Reproduce the records below, substituting "Drawing dimensions" for every occurrence of "Patent image size" and leaving everything else as it is.

## DATASET EXCERPTS
====

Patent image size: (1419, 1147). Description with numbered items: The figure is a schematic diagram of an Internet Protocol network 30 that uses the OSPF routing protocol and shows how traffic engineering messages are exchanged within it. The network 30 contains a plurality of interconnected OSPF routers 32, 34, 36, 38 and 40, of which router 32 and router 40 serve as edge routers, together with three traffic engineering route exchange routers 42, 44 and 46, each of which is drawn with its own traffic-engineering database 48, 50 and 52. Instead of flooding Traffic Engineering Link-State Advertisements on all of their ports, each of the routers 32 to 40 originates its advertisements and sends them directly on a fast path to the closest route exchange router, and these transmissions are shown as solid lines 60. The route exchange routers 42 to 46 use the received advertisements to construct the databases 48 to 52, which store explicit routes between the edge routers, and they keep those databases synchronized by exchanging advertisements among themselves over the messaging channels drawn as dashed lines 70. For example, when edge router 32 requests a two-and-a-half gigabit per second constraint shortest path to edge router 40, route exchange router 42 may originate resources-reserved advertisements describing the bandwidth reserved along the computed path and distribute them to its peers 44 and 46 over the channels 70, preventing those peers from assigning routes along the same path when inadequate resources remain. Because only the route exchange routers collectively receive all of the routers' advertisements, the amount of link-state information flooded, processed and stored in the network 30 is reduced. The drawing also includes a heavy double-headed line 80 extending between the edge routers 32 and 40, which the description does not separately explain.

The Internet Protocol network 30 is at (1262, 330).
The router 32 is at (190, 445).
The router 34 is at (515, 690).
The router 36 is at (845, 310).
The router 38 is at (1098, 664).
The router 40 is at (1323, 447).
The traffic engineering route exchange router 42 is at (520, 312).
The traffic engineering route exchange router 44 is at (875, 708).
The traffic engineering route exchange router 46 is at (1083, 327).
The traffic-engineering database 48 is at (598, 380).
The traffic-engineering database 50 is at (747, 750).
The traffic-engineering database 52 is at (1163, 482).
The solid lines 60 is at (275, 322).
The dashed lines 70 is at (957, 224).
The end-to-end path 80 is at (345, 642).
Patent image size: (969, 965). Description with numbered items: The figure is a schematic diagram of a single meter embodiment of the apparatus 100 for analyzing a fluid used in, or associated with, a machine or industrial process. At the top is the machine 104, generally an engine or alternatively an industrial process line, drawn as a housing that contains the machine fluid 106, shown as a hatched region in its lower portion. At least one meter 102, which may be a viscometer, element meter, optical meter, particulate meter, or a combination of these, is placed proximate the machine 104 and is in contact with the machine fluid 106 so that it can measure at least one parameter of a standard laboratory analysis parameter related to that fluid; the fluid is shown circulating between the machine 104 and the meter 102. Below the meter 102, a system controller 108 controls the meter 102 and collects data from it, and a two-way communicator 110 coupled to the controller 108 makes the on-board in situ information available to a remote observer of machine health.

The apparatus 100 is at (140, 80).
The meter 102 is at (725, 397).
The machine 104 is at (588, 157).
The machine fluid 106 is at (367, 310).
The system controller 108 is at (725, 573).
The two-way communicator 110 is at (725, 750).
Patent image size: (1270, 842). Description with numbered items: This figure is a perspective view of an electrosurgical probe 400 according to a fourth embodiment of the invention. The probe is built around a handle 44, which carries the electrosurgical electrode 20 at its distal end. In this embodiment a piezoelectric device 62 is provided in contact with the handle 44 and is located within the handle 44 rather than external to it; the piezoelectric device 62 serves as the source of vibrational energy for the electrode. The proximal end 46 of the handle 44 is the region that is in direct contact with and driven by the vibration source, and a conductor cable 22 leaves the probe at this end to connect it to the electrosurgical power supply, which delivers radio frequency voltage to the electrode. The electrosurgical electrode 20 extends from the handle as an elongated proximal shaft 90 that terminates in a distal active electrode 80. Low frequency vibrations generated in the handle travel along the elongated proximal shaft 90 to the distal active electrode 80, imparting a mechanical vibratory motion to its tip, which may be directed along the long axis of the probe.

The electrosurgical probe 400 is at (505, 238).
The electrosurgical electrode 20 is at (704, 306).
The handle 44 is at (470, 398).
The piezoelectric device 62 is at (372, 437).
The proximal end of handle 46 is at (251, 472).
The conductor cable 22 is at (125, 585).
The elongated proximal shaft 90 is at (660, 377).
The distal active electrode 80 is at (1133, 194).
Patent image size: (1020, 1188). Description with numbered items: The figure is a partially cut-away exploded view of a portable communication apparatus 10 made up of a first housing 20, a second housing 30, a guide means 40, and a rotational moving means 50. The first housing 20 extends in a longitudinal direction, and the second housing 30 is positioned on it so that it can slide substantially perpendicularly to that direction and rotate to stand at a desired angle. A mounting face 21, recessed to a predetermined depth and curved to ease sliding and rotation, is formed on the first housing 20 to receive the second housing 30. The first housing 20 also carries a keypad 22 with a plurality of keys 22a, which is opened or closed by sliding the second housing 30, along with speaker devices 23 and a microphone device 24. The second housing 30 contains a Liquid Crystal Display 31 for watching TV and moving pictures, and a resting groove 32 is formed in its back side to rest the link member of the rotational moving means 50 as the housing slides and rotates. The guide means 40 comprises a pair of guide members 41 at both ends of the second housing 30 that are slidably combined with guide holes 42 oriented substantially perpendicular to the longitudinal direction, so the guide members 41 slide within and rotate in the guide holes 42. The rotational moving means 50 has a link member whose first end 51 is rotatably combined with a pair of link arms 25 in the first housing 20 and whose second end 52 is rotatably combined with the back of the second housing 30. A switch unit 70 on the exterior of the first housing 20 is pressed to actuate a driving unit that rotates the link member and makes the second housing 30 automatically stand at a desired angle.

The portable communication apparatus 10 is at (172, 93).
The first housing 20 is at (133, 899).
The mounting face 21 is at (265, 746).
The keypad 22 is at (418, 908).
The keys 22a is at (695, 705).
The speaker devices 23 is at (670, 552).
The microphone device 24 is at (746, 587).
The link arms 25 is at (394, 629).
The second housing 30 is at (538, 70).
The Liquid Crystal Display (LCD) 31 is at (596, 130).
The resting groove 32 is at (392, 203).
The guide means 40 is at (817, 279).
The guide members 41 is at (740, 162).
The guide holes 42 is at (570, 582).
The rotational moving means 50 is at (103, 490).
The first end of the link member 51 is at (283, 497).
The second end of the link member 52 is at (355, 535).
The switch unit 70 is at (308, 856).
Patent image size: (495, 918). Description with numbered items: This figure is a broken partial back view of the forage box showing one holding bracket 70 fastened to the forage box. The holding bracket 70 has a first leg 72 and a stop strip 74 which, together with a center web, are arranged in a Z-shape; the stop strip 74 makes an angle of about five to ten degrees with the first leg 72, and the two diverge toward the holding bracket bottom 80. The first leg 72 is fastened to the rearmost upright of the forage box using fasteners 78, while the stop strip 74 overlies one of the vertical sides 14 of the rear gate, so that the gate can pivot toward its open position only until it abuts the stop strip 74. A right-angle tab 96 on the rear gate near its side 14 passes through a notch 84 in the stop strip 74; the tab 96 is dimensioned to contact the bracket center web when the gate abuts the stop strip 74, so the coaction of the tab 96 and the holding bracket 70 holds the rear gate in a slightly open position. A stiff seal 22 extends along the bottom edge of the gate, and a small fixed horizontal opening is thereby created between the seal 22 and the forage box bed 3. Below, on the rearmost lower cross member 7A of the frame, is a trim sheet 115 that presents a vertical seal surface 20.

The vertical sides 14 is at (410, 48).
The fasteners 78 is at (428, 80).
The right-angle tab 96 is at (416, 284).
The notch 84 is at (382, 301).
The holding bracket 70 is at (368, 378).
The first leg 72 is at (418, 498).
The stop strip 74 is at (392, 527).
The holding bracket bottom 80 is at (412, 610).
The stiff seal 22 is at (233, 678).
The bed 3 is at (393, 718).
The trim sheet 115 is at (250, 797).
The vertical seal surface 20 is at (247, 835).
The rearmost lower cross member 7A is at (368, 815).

====

## CORRECT RESPONSE
Drawing dimensions: (1419, 1147). Description with numbered items: The figure is a schematic diagram of an Internet Protocol network 30 that uses the OSPF routing protocol and shows how traffic engineering messages are exchanged within it. The network 30 contains a plurality of interconnected OSPF routers 32, 34, 36, 38 and 40, of which router 32 and router 40 serve as edge routers, together with three traffic engineering route exchange routers 42, 44 and 46, each of which is drawn with its own traffic-engineering database 48, 50 and 52. Instead of flooding Traffic Engineering Link-State Advertisements on all of their ports, each of the routers 32 to 40 originates its advertisements and sends them directly on a fast path to the closest route exchange router, and these transmissions are shown as solid lines 60. The route exchange routers 42 to 46 use the received advertisements to construct the databases 48 to 52, which store explicit routes between the edge routers, and they keep those databases synchronized by exchanging advertisements among themselves over the messaging channels drawn as dashed lines 70. For example, when edge router 32 requests a two-and-a-half gigabit per second constraint shortest path to edge router 40, route exchange router 42 may originate resources-reserved advertisements describing the bandwidth reserved along the computed path and distribute them to its peers 44 and 46 over the channels 70, preventing those peers from assigning routes along the same path when inadequate resources remain. Because only the route exchange routers collectively receive all of the routers' advertisements, the amount of link-state information flooded, processed and stored in the network 30 is reduced. The drawing also includes a heavy double-headed line 80 extending between the edge routers 32 and 40, which the description does not separately explain.

The Internet Protocol network 30 is at (1262, 330).
The router 32 is at (190, 445).
The router 34 is at (515, 690).
The router 36 is at (845, 310).
The router 38 is at (1098, 664).
The router 40 is at (1323, 447).
The traffic engineering route exchange router 42 is at (520, 312).
The traffic engineering route exchange router 44 is at (875, 708).
The traffic engineering route exchange router 46 is at (1083, 327).
The traffic-engineering database 48 is at (598, 380).
The traffic-engineering database 50 is at (747, 750).
The traffic-engineering database 52 is at (1163, 482).
The solid lines 60 is at (275, 322).
The dashed lines 70 is at (957, 224).
The end-to-end path 80 is at (345, 642).
Drawing dimensions: (969, 965). Description with numbered items: The figure is a schematic diagram of a single meter embodiment of the apparatus 100 for analyzing a fluid used in, or associated with, a machine or industrial process. At the top is the machine 104, generally an engine or alternatively an industrial process line, drawn as a housing that contains the machine fluid 106, shown as a hatched region in its lower portion. At least one meter 102, which may be a viscometer, element meter, optical meter, particulate meter, or a combination of these, is placed proximate the machine 104 and is in contact with the machine fluid 106 so that it can measure at least one parameter of a standard laboratory analysis parameter related to that fluid; the fluid is shown circulating between the machine 104 and the meter 102. Below the meter 102, a system controller 108 controls the meter 102 and collects data from it, and a two-way communicator 110 coupled to the controller 108 makes the on-board in situ information available to a remote observer of machine health.

The apparatus 100 is at (140, 80).
The meter 102 is at (725, 397).
The machine 104 is at (588, 157).
The machine fluid 106 is at (367, 310).
The system controller 108 is at (725, 573).
The two-way communicator 110 is at (725, 750).
Drawing dimensions: (1270, 842). Description with numbered items: This figure is a perspective view of an electrosurgical probe 400 according to a fourth embodiment of the invention. The probe is built around a handle 44, which carries the electrosurgical electrode 20 at its distal end. In this embodiment a piezoelectric device 62 is provided in contact with the handle 44 and is located within the handle 44 rather than external to it; the piezoelectric device 62 serves as the source of vibrational energy for the electrode. The proximal end 46 of the handle 44 is the region that is in direct contact with and driven by the vibration source, and a conductor cable 22 leaves the probe at this end to connect it to the electrosurgical power supply, which delivers radio frequency voltage to the electrode. The electrosurgical electrode 20 extends from the handle as an elongated proximal shaft 90 that terminates in a distal active electrode 80. Low frequency vibrations generated in the handle travel along the elongated proximal shaft 90 to the distal active electrode 80, imparting a mechanical vibratory motion to its tip, which may be directed along the long axis of the probe.

The electrosurgical probe 400 is at (505, 238).
The electrosurgical electrode 20 is at (704, 306).
The handle 44 is at (470, 398).
The piezoelectric device 62 is at (372, 437).
The proximal end of handle 46 is at (251, 472).
The conductor cable 22 is at (125, 585).
The elongated proximal shaft 90 is at (660, 377).
The distal active electrode 80 is at (1133, 194).
Drawing dimensions: (1020, 1188). Description with numbered items: The figure is a partially cut-away exploded view of a portable communication apparatus 10 made up of a first housing 20, a second housing 30, a guide means 40, and a rotational moving means 50. The first housing 20 extends in a longitudinal direction, and the second housing 30 is positioned on it so that it can slide substantially perpendicularly to that direction and rotate to stand at a desired angle. A mounting face 21, recessed to a predetermined depth and curved to ease sliding and rotation, is formed on the first housing 20 to receive the second housing 30. The first housing 20 also carries a keypad 22 with a plurality of keys 22a, which is opened or closed by sliding the second housing 30, along with speaker devices 23 and a microphone device 24. The second housing 30 contains a Liquid Crystal Display 31 for watching TV and moving pictures, and a resting groove 32 is formed in its back side to rest the link member of the rotational moving means 50 as the housing slides and rotates. The guide means 40 comprises a pair of guide members 41 at both ends of the second housing 30 that are slidably combined with guide holes 42 oriented substantially perpendicular to the longitudinal direction, so the guide members 41 slide within and rotate in the guide holes 42. The rotational moving means 50 has a link member whose first end 51 is rotatably combined with a pair of link arms 25 in the first housing 20 and whose second end 52 is rotatably combined with the back of the second housing 30. A switch unit 70 on the exterior of the first housing 20 is pressed to actuate a driving unit that rotates the link member and makes the second housing 30 automatically stand at a desired angle.

The portable communication apparatus 10 is at (172, 93).
The first housing 20 is at (133, 899).
The mounting face 21 is at (265, 746).
The keypad 22 is at (418, 908).
The keys 22a is at (695, 705).
The speaker devices 23 is at (670, 552).
The microphone device 24 is at (746, 587).
The link arms 25 is at (394, 629).
The second housing 30 is at (538, 70).
The Liquid Crystal Display (LCD) 31 is at (596, 130).
The resting groove 32 is at (392, 203).
The guide means 40 is at (817, 279).
The guide members 41 is at (740, 162).
The guide holes 42 is at (570, 582).
The rotational moving means 50 is at (103, 490).
The first end of the link member 51 is at (283, 497).
The second end of the link member 52 is at (355, 535).
The switch unit 70 is at (308, 856).
Drawing dimensions: (495, 918). Description with numbered items: This figure is a broken partial back view of the forage box showing one holding bracket 70 fastened to the forage box. The holding bracket 70 has a first leg 72 and a stop strip 74 which, together with a center web, are arranged in a Z-shape; the stop strip 74 makes an angle of about five to ten degrees with the first leg 72, and the two diverge toward the holding bracket bottom 80. The first leg 72 is fastened to the rearmost upright of the forage box using fasteners 78, while the stop strip 74 overlies one of the vertical sides 14 of the rear gate, so that the gate can pivot toward its open position only until it abuts the stop strip 74. A right-angle tab 96 on the rear gate near its side 14 passes through a notch 84 in the stop strip 74; the tab 96 is dimensioned to contact the bracket center web when the gate abuts the stop strip 74, so the coaction of the tab 96 and the holding bracket 70 holds the rear gate in a slightly open position. A stiff seal 22 extends along the bottom edge of the gate, and a small fixed horizontal opening is thereby created between the seal 22 and the forage box bed 3. Below, on the rearmost lower cross member 7A of the frame, is a trim sheet 115 that presents a vertical seal surface 20.

The vertical sides 14 is at (410, 48).
The fasteners 78 is at (428, 80).
The right-angle tab 96 is at (416, 284).
The notch 84 is at (382, 301).
The holding bracket 70 is at (368, 378).
The first leg 72 is at (418, 498).
The stop strip 74 is at (392, 527).
The holding bracket bottom 80 is at (412, 610).
The stiff seal 22 is at (233, 678).
The bed 3 is at (393, 718).
The trim sheet 115 is at (250, 797).
The vertical seal surface 20 is at (247, 835).
The rearmost lower cross member 7A is at (368, 815).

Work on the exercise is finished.